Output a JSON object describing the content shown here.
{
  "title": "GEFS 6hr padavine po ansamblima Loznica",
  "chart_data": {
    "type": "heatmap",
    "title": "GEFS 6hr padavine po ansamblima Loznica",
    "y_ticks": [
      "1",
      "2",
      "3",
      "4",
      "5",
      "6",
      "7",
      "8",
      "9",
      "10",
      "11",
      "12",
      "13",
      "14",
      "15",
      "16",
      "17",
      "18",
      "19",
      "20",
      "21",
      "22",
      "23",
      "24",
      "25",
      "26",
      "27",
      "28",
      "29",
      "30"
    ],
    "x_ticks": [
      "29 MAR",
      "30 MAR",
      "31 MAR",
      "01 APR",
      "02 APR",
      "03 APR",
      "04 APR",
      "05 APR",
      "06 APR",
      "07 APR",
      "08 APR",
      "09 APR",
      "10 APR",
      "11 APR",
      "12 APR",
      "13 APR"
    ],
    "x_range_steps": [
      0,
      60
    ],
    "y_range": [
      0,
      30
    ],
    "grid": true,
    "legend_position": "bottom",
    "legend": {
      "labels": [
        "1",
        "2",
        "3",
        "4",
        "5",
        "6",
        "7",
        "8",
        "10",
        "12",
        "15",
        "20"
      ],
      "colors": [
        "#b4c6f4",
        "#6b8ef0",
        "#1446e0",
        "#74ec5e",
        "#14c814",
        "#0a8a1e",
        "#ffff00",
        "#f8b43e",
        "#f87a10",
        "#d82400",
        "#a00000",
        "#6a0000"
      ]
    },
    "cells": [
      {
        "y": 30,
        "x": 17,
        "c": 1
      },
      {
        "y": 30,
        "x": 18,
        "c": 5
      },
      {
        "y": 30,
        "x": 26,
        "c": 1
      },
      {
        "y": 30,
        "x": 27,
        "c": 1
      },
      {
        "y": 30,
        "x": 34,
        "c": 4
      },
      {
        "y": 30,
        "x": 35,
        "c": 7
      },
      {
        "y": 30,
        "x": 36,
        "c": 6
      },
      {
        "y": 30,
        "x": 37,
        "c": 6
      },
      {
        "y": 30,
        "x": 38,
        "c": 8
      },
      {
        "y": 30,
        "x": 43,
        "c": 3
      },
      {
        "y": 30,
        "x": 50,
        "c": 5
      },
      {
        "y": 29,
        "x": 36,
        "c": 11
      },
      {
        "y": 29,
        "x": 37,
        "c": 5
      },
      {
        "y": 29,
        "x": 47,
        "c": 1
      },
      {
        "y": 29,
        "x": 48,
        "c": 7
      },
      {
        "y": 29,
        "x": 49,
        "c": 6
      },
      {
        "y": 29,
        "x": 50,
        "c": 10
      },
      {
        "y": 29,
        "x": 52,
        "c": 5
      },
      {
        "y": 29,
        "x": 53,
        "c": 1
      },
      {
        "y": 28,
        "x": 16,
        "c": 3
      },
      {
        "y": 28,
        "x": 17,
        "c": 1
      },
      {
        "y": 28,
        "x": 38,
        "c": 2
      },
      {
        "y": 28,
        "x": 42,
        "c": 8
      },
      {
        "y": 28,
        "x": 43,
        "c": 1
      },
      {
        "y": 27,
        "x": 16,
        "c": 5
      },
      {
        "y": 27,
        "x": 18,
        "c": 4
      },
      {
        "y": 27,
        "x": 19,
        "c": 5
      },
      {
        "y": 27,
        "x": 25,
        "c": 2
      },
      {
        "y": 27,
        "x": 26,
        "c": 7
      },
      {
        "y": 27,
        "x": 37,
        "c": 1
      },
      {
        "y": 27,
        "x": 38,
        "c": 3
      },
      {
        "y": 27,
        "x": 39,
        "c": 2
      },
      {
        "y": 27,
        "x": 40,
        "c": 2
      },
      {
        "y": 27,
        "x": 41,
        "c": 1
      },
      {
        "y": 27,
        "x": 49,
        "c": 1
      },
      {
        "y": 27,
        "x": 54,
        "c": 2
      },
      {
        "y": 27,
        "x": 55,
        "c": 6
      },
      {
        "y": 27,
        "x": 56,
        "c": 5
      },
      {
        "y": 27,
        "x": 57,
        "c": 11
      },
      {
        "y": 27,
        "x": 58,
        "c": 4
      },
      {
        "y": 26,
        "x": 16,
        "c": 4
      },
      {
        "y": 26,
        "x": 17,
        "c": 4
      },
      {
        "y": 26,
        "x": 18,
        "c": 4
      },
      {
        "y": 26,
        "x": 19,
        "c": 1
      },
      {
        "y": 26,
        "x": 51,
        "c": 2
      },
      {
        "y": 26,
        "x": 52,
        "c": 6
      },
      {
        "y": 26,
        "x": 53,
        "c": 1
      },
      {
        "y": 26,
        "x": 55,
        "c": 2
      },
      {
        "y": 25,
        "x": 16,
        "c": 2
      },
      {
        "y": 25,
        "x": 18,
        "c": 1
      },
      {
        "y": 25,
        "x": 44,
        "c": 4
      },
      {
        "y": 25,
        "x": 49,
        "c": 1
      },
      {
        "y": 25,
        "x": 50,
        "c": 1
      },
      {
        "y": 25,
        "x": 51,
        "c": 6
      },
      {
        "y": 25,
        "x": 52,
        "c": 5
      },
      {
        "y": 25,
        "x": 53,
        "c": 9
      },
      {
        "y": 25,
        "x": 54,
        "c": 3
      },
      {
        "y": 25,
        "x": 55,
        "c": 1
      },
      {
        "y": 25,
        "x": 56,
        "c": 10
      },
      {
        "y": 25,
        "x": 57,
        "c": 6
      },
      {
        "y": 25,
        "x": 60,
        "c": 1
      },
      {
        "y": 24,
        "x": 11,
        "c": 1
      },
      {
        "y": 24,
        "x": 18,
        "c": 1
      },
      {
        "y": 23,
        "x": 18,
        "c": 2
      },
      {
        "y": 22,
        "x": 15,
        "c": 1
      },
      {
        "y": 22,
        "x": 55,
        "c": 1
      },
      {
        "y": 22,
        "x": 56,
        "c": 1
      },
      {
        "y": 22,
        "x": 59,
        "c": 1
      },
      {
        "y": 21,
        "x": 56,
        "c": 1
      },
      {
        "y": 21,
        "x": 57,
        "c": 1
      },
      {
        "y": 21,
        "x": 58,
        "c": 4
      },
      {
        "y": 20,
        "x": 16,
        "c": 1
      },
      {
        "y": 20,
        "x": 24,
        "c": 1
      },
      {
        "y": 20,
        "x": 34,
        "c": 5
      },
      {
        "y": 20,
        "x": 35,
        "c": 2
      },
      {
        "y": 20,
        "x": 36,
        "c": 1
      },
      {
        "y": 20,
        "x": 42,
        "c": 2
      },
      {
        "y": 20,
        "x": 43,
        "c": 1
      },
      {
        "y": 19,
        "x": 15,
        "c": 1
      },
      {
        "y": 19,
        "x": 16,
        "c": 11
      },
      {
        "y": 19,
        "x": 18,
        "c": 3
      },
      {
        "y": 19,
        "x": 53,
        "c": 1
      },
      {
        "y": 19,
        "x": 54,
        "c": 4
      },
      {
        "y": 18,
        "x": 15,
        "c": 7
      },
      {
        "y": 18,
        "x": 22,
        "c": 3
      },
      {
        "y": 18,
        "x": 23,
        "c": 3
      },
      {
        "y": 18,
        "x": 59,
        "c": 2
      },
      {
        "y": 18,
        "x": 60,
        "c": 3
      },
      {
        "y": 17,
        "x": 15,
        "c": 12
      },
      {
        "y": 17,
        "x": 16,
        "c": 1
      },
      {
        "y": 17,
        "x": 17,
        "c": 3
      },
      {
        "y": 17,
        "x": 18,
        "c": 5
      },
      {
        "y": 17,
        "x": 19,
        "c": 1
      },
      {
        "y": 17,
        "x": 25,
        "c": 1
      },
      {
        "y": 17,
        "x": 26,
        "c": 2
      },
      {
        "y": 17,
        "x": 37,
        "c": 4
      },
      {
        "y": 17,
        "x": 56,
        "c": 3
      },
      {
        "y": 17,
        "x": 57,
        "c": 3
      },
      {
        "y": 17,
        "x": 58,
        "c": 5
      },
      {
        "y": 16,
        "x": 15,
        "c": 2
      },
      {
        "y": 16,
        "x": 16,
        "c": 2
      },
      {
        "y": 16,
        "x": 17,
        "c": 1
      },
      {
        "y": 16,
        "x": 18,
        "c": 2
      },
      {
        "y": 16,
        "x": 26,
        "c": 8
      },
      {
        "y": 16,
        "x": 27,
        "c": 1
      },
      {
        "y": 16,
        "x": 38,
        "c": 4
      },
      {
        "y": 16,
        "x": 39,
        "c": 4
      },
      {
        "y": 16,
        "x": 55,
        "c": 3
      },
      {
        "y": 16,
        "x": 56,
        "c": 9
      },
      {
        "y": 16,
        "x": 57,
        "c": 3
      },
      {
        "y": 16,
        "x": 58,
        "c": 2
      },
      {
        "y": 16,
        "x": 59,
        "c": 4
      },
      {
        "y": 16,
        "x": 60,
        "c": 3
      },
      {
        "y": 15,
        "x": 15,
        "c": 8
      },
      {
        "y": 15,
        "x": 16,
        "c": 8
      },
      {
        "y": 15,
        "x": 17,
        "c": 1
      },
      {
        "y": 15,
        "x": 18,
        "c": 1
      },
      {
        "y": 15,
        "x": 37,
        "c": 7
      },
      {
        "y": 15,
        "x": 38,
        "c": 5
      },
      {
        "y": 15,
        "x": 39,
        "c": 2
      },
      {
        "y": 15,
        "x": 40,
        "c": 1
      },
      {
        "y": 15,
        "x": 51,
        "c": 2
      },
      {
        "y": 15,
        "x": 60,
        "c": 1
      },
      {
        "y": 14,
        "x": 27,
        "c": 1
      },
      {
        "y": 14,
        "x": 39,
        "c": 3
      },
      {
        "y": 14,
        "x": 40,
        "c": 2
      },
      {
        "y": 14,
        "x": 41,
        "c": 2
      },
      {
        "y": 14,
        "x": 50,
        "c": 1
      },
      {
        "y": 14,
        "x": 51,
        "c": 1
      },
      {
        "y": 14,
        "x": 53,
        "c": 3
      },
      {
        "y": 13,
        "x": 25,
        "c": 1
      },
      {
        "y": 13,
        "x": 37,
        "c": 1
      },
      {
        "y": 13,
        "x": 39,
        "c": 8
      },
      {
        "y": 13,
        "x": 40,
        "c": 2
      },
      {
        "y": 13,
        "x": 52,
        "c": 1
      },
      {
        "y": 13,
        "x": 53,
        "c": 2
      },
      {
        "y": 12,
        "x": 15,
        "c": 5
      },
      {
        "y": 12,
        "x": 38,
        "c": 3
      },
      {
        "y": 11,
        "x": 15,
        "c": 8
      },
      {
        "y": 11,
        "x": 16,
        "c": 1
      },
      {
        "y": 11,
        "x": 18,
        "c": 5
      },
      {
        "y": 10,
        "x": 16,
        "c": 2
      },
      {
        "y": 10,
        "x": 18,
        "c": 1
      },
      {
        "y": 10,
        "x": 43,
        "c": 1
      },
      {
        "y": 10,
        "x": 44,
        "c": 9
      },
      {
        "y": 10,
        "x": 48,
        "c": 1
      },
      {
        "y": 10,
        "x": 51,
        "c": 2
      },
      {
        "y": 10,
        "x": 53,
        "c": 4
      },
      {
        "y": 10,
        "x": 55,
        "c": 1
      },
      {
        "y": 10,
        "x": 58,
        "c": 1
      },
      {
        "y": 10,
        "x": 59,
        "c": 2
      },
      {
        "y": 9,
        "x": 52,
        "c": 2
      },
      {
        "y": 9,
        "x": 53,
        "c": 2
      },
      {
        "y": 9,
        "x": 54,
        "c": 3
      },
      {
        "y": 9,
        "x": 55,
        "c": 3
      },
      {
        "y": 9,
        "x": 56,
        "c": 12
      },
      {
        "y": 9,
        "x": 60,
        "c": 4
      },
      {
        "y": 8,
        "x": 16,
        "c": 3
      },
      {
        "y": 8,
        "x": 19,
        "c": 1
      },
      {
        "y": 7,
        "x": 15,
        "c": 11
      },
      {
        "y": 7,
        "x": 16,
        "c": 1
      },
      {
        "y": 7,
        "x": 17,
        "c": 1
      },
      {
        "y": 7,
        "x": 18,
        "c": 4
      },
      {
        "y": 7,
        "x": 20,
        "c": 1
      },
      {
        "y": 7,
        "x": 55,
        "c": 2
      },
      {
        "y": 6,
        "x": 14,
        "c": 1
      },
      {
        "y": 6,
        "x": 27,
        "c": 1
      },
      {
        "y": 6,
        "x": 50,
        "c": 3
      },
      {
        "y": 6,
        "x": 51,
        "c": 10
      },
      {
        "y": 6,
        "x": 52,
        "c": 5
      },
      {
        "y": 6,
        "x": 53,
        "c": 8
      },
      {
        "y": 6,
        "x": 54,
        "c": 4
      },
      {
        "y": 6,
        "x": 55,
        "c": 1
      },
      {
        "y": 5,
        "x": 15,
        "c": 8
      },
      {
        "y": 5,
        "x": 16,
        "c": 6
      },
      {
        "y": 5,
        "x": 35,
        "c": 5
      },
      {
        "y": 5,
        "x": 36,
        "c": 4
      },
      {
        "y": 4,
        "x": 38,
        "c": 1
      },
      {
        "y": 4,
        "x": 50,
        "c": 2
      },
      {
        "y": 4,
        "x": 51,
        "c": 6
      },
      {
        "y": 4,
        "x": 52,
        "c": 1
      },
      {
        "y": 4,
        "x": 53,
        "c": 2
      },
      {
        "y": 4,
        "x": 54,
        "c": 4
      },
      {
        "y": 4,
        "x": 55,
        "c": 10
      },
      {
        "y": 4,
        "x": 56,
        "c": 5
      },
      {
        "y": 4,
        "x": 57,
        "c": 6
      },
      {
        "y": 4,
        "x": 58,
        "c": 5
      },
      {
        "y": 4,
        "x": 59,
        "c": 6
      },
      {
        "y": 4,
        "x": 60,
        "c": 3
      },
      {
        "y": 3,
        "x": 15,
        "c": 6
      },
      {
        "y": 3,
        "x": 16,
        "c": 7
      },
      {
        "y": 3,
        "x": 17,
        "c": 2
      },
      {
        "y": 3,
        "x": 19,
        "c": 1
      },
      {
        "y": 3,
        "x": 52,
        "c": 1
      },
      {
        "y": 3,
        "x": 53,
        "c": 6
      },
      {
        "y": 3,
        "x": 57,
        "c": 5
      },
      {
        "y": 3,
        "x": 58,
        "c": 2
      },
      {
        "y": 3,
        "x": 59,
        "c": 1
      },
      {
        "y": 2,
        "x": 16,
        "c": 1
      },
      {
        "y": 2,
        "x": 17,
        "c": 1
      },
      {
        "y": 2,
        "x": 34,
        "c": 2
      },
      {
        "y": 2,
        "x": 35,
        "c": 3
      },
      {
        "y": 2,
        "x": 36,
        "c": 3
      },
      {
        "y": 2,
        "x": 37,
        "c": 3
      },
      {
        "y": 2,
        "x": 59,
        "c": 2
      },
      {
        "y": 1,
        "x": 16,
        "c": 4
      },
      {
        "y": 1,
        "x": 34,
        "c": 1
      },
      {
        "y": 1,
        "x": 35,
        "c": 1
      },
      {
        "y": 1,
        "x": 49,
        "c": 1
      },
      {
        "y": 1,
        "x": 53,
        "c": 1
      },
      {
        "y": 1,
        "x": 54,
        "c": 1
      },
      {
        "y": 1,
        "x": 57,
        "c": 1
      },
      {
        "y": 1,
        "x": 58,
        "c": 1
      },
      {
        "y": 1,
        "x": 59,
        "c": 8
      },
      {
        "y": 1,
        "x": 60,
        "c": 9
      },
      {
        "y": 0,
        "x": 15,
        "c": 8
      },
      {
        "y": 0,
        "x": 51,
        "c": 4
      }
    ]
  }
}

※

WHAT IS ASKED >> Search the lines for the word "Loznica" and report how many contain it, by number only.

RESPONSE TO THE EXERCISE >> 2